Request:
Select all lines in the records that include "Computer".
────────────────
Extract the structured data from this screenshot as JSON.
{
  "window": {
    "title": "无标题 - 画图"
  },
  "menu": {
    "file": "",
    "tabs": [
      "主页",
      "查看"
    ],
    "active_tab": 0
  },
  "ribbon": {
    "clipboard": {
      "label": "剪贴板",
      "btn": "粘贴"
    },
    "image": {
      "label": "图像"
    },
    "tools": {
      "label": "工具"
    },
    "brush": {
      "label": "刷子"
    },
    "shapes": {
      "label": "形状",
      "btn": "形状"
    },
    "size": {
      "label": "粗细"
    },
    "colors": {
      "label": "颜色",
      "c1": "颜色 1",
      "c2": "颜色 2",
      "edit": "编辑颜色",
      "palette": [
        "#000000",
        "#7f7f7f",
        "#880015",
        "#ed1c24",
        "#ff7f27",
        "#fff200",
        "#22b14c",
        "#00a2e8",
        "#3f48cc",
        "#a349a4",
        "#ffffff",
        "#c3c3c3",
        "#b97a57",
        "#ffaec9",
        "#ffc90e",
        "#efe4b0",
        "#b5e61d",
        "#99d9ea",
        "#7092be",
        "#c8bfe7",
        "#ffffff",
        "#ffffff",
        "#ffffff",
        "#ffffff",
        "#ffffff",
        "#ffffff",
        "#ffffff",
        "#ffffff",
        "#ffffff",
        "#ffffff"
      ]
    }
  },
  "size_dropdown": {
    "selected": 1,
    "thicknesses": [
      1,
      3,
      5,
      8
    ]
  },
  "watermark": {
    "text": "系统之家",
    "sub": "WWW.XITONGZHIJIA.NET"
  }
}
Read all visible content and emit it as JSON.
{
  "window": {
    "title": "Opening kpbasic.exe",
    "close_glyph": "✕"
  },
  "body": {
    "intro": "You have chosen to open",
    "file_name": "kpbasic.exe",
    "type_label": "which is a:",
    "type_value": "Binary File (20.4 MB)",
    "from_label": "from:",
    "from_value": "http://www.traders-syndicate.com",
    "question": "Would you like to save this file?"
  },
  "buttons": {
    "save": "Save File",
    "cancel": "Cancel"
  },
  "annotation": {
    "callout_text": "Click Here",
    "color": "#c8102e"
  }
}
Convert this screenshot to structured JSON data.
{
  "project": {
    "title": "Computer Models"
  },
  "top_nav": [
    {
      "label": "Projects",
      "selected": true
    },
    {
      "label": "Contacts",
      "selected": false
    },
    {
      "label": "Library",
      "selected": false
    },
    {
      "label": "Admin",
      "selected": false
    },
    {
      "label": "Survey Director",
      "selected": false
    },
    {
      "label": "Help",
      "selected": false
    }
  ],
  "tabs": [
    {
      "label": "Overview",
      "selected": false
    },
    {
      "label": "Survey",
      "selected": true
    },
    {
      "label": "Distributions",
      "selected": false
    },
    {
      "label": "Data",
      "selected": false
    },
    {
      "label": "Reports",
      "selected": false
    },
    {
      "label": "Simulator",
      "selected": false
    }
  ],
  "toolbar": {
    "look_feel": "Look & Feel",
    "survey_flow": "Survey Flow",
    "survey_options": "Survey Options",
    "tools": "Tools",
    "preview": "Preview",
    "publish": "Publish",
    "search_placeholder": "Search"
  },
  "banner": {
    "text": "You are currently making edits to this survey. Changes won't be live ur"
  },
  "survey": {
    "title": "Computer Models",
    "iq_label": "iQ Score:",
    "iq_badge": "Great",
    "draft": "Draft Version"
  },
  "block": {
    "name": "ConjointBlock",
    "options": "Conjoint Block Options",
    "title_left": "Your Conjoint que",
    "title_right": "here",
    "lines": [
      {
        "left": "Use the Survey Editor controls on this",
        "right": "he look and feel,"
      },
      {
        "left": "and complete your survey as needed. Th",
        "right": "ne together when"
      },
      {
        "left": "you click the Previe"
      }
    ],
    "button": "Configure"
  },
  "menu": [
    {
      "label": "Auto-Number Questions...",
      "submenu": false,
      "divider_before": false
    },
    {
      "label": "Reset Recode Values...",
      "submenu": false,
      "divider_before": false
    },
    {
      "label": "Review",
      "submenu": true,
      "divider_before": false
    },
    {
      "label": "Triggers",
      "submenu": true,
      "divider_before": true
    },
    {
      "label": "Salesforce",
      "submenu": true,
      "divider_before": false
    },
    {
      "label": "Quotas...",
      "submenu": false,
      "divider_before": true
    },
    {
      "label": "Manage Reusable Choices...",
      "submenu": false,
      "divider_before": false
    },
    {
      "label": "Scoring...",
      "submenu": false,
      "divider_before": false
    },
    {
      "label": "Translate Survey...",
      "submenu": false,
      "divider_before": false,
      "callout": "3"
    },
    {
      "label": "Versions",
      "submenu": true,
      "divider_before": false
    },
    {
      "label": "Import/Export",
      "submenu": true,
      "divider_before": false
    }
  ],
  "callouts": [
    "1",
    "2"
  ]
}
────────────────
Written solution:
    "title": "Computer Models"
    "title": "Computer Models",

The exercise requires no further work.